> _Written instruction_:
In the listing below, identify each line with the word "试题分析" and return those lines.

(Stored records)
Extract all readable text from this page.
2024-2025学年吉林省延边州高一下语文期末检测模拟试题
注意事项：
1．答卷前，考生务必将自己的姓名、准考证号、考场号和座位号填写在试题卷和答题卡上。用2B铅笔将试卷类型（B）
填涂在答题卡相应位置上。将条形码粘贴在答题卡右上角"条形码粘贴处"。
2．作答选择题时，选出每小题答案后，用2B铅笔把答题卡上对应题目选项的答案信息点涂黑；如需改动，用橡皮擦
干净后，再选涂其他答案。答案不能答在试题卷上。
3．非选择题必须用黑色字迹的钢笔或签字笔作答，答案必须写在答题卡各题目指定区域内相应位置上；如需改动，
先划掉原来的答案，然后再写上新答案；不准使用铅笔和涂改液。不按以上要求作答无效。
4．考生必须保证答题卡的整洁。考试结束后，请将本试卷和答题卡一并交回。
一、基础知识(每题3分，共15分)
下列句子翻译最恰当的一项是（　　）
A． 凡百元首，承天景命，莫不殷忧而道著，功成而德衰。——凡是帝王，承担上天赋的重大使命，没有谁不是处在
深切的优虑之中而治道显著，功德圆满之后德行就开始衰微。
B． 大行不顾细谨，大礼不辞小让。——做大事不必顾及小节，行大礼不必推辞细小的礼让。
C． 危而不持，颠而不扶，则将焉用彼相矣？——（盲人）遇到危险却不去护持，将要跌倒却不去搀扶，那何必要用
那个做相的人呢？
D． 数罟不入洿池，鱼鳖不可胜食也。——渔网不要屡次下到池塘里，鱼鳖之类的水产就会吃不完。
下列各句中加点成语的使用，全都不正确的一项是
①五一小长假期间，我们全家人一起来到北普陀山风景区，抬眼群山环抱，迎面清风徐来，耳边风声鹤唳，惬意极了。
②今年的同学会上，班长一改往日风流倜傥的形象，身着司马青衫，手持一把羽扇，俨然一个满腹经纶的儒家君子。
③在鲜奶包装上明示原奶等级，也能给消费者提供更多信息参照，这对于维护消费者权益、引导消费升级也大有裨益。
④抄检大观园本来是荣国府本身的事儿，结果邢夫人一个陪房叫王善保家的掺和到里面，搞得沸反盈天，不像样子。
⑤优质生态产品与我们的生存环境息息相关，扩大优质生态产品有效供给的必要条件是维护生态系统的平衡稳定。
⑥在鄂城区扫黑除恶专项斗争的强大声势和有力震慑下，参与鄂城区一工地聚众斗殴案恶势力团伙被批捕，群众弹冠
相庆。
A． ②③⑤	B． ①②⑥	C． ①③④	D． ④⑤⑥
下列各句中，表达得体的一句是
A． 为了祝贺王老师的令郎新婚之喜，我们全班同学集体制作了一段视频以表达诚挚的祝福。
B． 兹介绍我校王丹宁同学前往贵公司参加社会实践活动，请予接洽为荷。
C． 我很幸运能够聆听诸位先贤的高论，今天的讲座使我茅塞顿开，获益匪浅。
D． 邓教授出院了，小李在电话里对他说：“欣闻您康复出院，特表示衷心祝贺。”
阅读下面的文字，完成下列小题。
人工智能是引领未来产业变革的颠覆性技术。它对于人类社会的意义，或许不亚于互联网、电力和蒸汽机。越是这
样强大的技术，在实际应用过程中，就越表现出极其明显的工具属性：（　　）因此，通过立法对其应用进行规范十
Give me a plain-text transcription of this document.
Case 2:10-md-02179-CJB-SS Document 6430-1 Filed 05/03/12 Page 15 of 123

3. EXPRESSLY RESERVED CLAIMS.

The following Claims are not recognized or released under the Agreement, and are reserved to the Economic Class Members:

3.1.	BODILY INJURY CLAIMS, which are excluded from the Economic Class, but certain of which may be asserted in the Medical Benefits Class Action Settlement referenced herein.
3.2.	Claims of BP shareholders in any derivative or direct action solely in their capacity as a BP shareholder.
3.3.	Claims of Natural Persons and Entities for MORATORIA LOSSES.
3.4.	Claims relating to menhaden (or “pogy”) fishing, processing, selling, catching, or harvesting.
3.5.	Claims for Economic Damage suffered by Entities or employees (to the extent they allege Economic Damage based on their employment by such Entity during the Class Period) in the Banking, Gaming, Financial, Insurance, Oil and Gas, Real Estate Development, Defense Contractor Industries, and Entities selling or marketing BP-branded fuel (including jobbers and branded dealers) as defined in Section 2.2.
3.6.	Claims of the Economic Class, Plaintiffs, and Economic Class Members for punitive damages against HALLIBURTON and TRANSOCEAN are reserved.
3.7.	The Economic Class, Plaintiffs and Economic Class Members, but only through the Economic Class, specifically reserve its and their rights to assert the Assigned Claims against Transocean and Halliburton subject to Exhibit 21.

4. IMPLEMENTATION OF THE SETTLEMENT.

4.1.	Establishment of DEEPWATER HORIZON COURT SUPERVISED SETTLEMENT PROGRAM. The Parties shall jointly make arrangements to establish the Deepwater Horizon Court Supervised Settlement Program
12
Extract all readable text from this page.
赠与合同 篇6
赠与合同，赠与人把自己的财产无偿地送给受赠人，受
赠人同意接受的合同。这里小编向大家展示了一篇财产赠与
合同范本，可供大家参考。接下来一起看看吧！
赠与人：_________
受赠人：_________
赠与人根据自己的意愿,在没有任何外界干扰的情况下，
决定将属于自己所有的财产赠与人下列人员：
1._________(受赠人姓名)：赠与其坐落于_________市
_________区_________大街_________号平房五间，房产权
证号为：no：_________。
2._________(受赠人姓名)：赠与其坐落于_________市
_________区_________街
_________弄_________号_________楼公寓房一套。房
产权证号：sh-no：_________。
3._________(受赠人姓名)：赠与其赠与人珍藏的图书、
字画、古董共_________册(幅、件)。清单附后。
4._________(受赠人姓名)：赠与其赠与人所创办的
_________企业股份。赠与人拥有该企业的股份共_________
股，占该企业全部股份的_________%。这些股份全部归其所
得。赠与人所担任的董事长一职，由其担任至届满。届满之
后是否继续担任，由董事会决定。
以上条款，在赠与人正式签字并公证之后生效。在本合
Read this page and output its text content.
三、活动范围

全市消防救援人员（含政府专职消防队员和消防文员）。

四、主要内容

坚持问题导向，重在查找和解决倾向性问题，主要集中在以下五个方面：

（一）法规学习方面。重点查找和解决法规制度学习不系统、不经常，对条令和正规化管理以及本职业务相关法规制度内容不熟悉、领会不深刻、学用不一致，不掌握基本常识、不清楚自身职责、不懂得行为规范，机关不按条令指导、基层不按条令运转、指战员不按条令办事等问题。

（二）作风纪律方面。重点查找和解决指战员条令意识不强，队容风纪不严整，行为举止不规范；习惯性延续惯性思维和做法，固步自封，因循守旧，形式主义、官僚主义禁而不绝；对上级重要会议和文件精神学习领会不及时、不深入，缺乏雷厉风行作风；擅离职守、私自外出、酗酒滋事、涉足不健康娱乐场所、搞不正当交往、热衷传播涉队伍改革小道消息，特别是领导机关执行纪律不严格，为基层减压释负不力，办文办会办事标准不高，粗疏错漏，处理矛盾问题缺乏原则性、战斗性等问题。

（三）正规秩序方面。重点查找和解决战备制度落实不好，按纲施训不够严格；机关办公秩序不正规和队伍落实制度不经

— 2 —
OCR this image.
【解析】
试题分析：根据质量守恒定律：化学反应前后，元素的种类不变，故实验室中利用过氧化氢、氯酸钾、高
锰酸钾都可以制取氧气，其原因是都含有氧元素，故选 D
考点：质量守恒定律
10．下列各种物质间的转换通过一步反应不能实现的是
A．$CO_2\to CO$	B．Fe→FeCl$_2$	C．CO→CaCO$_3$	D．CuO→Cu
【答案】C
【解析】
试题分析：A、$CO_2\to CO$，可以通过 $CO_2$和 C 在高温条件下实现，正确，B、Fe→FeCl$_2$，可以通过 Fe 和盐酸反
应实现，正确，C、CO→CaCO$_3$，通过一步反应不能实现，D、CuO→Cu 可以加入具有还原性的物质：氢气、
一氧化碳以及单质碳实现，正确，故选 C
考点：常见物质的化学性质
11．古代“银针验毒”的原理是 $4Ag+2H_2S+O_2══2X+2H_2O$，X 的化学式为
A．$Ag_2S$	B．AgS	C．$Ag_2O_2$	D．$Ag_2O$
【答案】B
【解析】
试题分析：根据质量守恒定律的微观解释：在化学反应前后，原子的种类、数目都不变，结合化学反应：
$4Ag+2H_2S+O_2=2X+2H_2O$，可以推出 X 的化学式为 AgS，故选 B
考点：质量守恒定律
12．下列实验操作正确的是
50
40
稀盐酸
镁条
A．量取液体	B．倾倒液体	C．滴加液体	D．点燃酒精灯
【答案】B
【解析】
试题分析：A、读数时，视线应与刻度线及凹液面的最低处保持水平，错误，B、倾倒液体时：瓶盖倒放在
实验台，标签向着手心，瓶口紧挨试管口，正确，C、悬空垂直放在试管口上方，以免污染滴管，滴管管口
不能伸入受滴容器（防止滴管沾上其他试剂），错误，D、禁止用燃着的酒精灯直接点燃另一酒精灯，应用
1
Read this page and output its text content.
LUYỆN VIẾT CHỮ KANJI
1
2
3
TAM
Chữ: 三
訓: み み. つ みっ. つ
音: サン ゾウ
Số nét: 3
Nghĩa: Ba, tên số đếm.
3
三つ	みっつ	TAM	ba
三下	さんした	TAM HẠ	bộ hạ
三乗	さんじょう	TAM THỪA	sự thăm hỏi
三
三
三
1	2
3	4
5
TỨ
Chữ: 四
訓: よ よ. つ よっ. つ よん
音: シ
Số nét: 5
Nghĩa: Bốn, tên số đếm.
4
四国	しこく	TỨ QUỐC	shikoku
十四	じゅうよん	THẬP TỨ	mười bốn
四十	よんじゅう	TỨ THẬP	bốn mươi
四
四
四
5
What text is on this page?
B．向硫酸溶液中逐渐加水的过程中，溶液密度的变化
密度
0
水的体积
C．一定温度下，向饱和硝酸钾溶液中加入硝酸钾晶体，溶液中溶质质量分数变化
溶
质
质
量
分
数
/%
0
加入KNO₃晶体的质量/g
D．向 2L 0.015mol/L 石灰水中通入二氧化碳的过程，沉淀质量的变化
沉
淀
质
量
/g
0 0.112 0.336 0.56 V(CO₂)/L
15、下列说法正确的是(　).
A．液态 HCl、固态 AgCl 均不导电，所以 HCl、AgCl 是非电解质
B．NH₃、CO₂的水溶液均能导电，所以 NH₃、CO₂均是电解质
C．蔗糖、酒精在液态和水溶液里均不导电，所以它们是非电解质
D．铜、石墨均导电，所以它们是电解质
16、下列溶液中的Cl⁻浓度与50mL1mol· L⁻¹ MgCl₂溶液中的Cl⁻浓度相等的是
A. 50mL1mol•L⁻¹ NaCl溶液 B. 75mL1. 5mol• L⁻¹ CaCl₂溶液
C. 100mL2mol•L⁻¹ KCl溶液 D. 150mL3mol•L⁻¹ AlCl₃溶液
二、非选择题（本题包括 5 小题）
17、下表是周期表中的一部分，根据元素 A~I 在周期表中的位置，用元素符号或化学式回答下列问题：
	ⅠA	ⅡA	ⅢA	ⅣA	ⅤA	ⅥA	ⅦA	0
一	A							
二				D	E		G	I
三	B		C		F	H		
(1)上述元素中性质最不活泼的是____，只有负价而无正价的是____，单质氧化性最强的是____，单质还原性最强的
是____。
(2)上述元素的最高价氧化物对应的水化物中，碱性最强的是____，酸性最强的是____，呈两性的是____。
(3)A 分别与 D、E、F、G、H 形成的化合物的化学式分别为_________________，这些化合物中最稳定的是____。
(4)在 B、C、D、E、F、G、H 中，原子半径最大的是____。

> _Answer to the task_:
试题分析：根据质量守恒定律：化学反应前后，元素的种类不变，故实验室中利用过氧化氢、氯酸钾、高
试题分析：A、$CO_2\to CO$，可以通过 $CO_2$和 C 在高温条件下实现，正确，B、Fe→FeCl$_2$，可以通过 Fe 和盐酸反
试题分析：根据质量守恒定律的微观解释：在化学反应前后，原子的种类、数目都不变，结合化学反应：
试题分析：A、读数时，视线应与刻度线及凹液面的最低处保持水平，错误，B、倾倒液体时：瓶盖倒放在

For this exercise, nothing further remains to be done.